▸ Material shown:
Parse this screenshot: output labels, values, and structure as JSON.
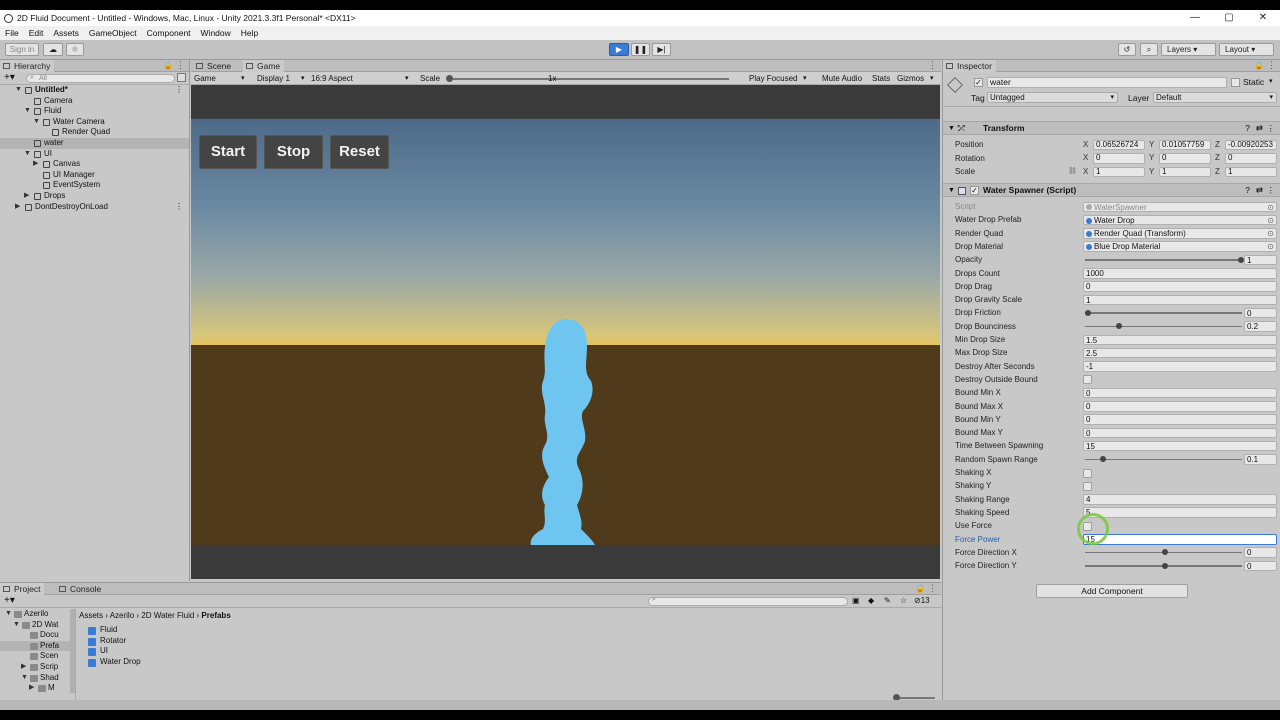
{
  "window": {
    "title": "2D Fluid Document - Untitled - Windows, Mac, Linux - Unity 2021.3.3f1 Personal* <DX11>",
    "controls": [
      "—",
      "▢",
      "✕"
    ]
  },
  "menu": [
    "File",
    "Edit",
    "Assets",
    "GameObject",
    "Component",
    "Window",
    "Help"
  ],
  "toolbar": {
    "sign_in": "Sign in",
    "layers": "Layers",
    "layout": "Layout"
  },
  "hierarchy": {
    "tab": "Hierarchy",
    "search_placeholder": "All",
    "items": [
      {
        "label": "Untitled*",
        "depth": 0,
        "expanded": true,
        "bold": true,
        "selected": false
      },
      {
        "label": "Camera",
        "depth": 1,
        "expanded": null,
        "bold": false,
        "selected": false
      },
      {
        "label": "Fluid",
        "depth": 1,
        "expanded": true,
        "bold": false,
        "selected": false
      },
      {
        "label": "Water Camera",
        "depth": 2,
        "expanded": true,
        "bold": false,
        "selected": false
      },
      {
        "label": "Render Quad",
        "depth": 3,
        "expanded": null,
        "bold": false,
        "selected": false
      },
      {
        "label": "water",
        "depth": 1,
        "expanded": null,
        "bold": false,
        "selected": true
      },
      {
        "label": "UI",
        "depth": 1,
        "expanded": true,
        "bold": false,
        "selected": false
      },
      {
        "label": "Canvas",
        "depth": 2,
        "expanded": false,
        "bold": false,
        "selected": false
      },
      {
        "label": "UI Manager",
        "depth": 2,
        "expanded": null,
        "bold": false,
        "selected": false
      },
      {
        "label": "EventSystem",
        "depth": 2,
        "expanded": null,
        "bold": false,
        "selected": false
      },
      {
        "label": "Drops",
        "depth": 1,
        "expanded": false,
        "bold": false,
        "selected": false
      },
      {
        "label": "DontDestroyOnLoad",
        "depth": 0,
        "expanded": false,
        "bold": false,
        "selected": false
      }
    ]
  },
  "scene_tabs": {
    "scene": "Scene",
    "game": "Game"
  },
  "game_bar": {
    "mode": "Game",
    "display": "Display 1",
    "aspect": "16:9 Aspect",
    "scale_label": "Scale",
    "scale_value": "1x",
    "play_focused": "Play Focused",
    "mute": "Mute Audio",
    "stats": "Stats",
    "gizmos": "Gizmos"
  },
  "game_ui": {
    "start": "Start",
    "stop": "Stop",
    "reset": "Reset"
  },
  "inspector": {
    "tab": "Inspector",
    "object_name": "water",
    "static_label": "Static",
    "tag_label": "Tag",
    "tag_value": "Untagged",
    "layer_label": "Layer",
    "layer_value": "Default",
    "transform": {
      "title": "Transform",
      "rows": [
        {
          "label": "Position",
          "x": "0.06526724",
          "y": "0.01057759",
          "z": "-0.00920253"
        },
        {
          "label": "Rotation",
          "x": "0",
          "y": "0",
          "z": "0"
        },
        {
          "label": "Scale",
          "x": "1",
          "y": "1",
          "z": "1"
        }
      ]
    },
    "script_component": {
      "title": "Water Spawner (Script)",
      "rows": [
        {
          "label": "Script",
          "kind": "ref",
          "value": "WaterSpawner",
          "dim": true
        },
        {
          "label": "Water Drop Prefab",
          "kind": "ref",
          "value": "Water Drop"
        },
        {
          "label": "Render Quad",
          "kind": "ref",
          "value": "Render Quad (Transform)"
        },
        {
          "label": "Drop Material",
          "kind": "ref",
          "value": "Blue Drop Material"
        },
        {
          "label": "Opacity",
          "kind": "slider",
          "value": "1",
          "level": 1.0
        },
        {
          "label": "Drops Count",
          "kind": "field",
          "value": "1000"
        },
        {
          "label": "Drop Drag",
          "kind": "field",
          "value": "0"
        },
        {
          "label": "Drop Gravity Scale",
          "kind": "field",
          "value": "1"
        },
        {
          "label": "Drop Friction",
          "kind": "slider",
          "value": "0",
          "level": 0.0
        },
        {
          "label": "Drop Bounciness",
          "kind": "slider",
          "value": "0.2",
          "level": 0.2
        },
        {
          "label": "Min Drop Size",
          "kind": "field",
          "value": "1.5"
        },
        {
          "label": "Max Drop Size",
          "kind": "field",
          "value": "2.5"
        },
        {
          "label": "Destroy After Seconds",
          "kind": "field",
          "value": "-1"
        },
        {
          "label": "Destroy Outside Bound",
          "kind": "check",
          "value": ""
        },
        {
          "label": "Bound Min X",
          "kind": "field",
          "value": "0"
        },
        {
          "label": "Bound Max X",
          "kind": "field",
          "value": "0"
        },
        {
          "label": "Bound Min Y",
          "kind": "field",
          "value": "0"
        },
        {
          "label": "Bound Max Y",
          "kind": "field",
          "value": "0"
        },
        {
          "label": "Time Between Spawning",
          "kind": "field",
          "value": "15"
        },
        {
          "label": "Random Spawn Range",
          "kind": "slider",
          "value": "0.1",
          "level": 0.1
        },
        {
          "label": "Shaking X",
          "kind": "check",
          "value": ""
        },
        {
          "label": "Shaking Y",
          "kind": "check",
          "value": ""
        },
        {
          "label": "Shaking Range",
          "kind": "field",
          "value": "4"
        },
        {
          "label": "Shaking Speed",
          "kind": "field",
          "value": "5"
        },
        {
          "label": "Use Force",
          "kind": "check",
          "value": ""
        },
        {
          "label": "Force Power",
          "kind": "field",
          "value": "15",
          "focused": true
        },
        {
          "label": "Force Direction X",
          "kind": "slider",
          "value": "0",
          "level": 0.5
        },
        {
          "label": "Force Direction Y",
          "kind": "slider",
          "value": "0",
          "level": 0.5
        }
      ]
    },
    "add_component": "Add Component"
  },
  "project": {
    "tab_project": "Project",
    "tab_console": "Console",
    "count": "13",
    "breadcrumb": [
      "Assets",
      "Azerilo",
      "2D Water Fluid",
      "Prefabs"
    ],
    "tree": [
      "Azerilo",
      "2D Wat",
      "Docu",
      "Prefa",
      "Scen",
      "Scrip",
      "Shad",
      "M"
    ],
    "assets": [
      "Fluid",
      "Rotator",
      "UI",
      "Water Drop"
    ]
  },
  "colors": {
    "water": "#6ec6f0",
    "ground": "#4f3a1c",
    "play_active": "#3a7bd5"
  }
}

▸ Task prompt: Quote the records above exactly, leaving out any pictures.

▸ Correct response:
Parse this screenshot: output labels, values, and structure as JSON.
{
  "window": {
    "title": "2D Fluid Document - Untitled - Windows, Mac, Linux - Unity 2021.3.3f1 Personal* <DX11>",
    "controls": [
      "—",
      "▢",
      "✕"
    ]
  },
  "menu": [
    "File",
    "Edit",
    "Assets",
    "GameObject",
    "Component",
    "Window",
    "Help"
  ],
  "toolbar": {
    "sign_in": "Sign in",
    "layers": "Layers",
    "layout": "Layout"
  },
  "hierarchy": {
    "tab": "Hierarchy",
    "search_placeholder": "All",
    "items": [
      {
        "label": "Untitled*",
        "depth": 0,
        "expanded": true,
        "bold": true,
        "selected": false
      },
      {
        "label": "Camera",
        "depth": 1,
        "expanded": null,
        "bold": false,
        "selected": false
      },
      {
        "label": "Fluid",
        "depth": 1,
        "expanded": true,
        "bold": false,
        "selected": false
      },
      {
        "label": "Water Camera",
        "depth": 2,
        "expanded": true,
        "bold": false,
        "selected": false
      },
      {
        "label": "Render Quad",
        "depth": 3,
        "expanded": null,
        "bold": false,
        "selected": false
      },
      {
        "label": "water",
        "depth": 1,
        "expanded": null,
        "bold": false,
        "selected": true
      },
      {
        "label": "UI",
        "depth": 1,
        "expanded": true,
        "bold": false,
        "selected": false
      },
      {
        "label": "Canvas",
        "depth": 2,
        "expanded": false,
        "bold": false,
        "selected": false
      },
      {
        "label": "UI Manager",
        "depth": 2,
        "expanded": null,
        "bold": false,
        "selected": false
      },
      {
        "label": "EventSystem",
        "depth": 2,
        "expanded": null,
        "bold": false,
        "selected": false
      },
      {
        "label": "Drops",
        "depth": 1,
        "expanded": false,
        "bold": false,
        "selected": false
      },
      {
        "label": "DontDestroyOnLoad",
        "depth": 0,
        "expanded": false,
        "bold": false,
        "selected": false
      }
    ]
  },
  "scene_tabs": {
    "scene": "Scene",
    "game": "Game"
  },
  "game_bar": {
    "mode": "Game",
    "display": "Display 1",
    "aspect": "16:9 Aspect",
    "scale_label": "Scale",
    "scale_value": "1x",
    "play_focused": "Play Focused",
    "mute": "Mute Audio",
    "stats": "Stats",
    "gizmos": "Gizmos"
  },
  "game_ui": {
    "start": "Start",
    "stop": "Stop",
    "reset": "Reset"
  },
  "inspector": {
    "tab": "Inspector",
    "object_name": "water",
    "static_label": "Static",
    "tag_label": "Tag",
    "tag_value": "Untagged",
    "layer_label": "Layer",
    "layer_value": "Default",
    "transform": {
      "title": "Transform",
      "rows": [
        {
          "label": "Position",
          "x": "0.06526724",
          "y": "0.01057759",
          "z": "-0.00920253"
        },
        {
          "label": "Rotation",
          "x": "0",
          "y": "0",
          "z": "0"
        },
        {
          "label": "Scale",
          "x": "1",
          "y": "1",
          "z": "1"
        }
      ]
    },
    "script_component": {
      "title": "Water Spawner (Script)",
      "rows": [
        {
          "label": "Script",
          "kind": "ref",
          "value": "WaterSpawner",
          "dim": true
        },
        {
          "label": "Water Drop Prefab",
          "kind": "ref",
          "value": "Water Drop"
        },
        {
          "label": "Render Quad",
          "kind": "ref",
          "value": "Render Quad (Transform)"
        },
        {
          "label": "Drop Material",
          "kind": "ref",
          "value": "Blue Drop Material"
        },
        {
          "label": "Opacity",
          "kind": "slider",
          "value": "1",
          "level": 1.0
        },
        {
          "label": "Drops Count",
          "kind": "field",
          "value": "1000"
        },
        {
          "label": "Drop Drag",
          "kind": "field",
          "value": "0"
        },
        {
          "label": "Drop Gravity Scale",
          "kind": "field",
          "value": "1"
        },
        {
          "label": "Drop Friction",
          "kind": "slider",
          "value": "0",
          "level": 0.0
        },
        {
          "label": "Drop Bounciness",
          "kind": "slider",
          "value": "0.2",
          "level": 0.2
        },
        {
          "label": "Min Drop Size",
          "kind": "field",
          "value": "1.5"
        },
        {
          "label": "Max Drop Size",
          "kind": "field",
          "value": "2.5"
        },
        {
          "label": "Destroy After Seconds",
          "kind": "field",
          "value": "-1"
        },
        {
          "label": "Destroy Outside Bound",
          "kind": "check",
          "value": ""
        },
        {
          "label": "Bound Min X",
          "kind": "field",
          "value": "0"
        },
        {
          "label": "Bound Max X",
          "kind": "field",
          "value": "0"
        },
        {
          "label": "Bound Min Y",
          "kind": "field",
          "value": "0"
        },
        {
          "label": "Bound Max Y",
          "kind": "field",
          "value": "0"
        },
        {
          "label": "Time Between Spawning",
          "kind": "field",
          "value": "15"
        },
        {
          "label": "Random Spawn Range",
          "kind": "slider",
          "value": "0.1",
          "level": 0.1
        },
        {
          "label": "Shaking X",
          "kind": "check",
          "value": ""
        },
        {
          "label": "Shaking Y",
          "kind": "check",
          "value": ""
        },
        {
          "label": "Shaking Range",
          "kind": "field",
          "value": "4"
        },
        {
          "label": "Shaking Speed",
          "kind": "field",
          "value": "5"
        },
        {
          "label": "Use Force",
          "kind": "check",
          "value": ""
        },
        {
          "label": "Force Power",
          "kind": "field",
          "value": "15",
          "focused": true
        },
        {
          "label": "Force Direction X",
          "kind": "slider",
          "value": "0",
          "level": 0.5
        },
        {
          "label": "Force Direction Y",
          "kind": "slider",
          "value": "0",
          "level": 0.5
        }
      ]
    },
    "add_component": "Add Component"
  },
  "project": {
    "tab_project": "Project",
    "tab_console": "Console",
    "count": "13",
    "breadcrumb": [
      "Assets",
      "Azerilo",
      "2D Water Fluid",
      "Prefabs"
    ],
    "tree": [
      "Azerilo",
      "2D Wat",
      "Docu",
      "Prefa",
      "Scen",
      "Scrip",
      "Shad",
      "M"
    ],
    "assets": [
      "Fluid",
      "Rotator",
      "UI",
      "Water Drop"
    ]
  },
  "colors": {
    "water": "#6ec6f0",
    "ground": "#4f3a1c",
    "play_active": "#3a7bd5"
  }
}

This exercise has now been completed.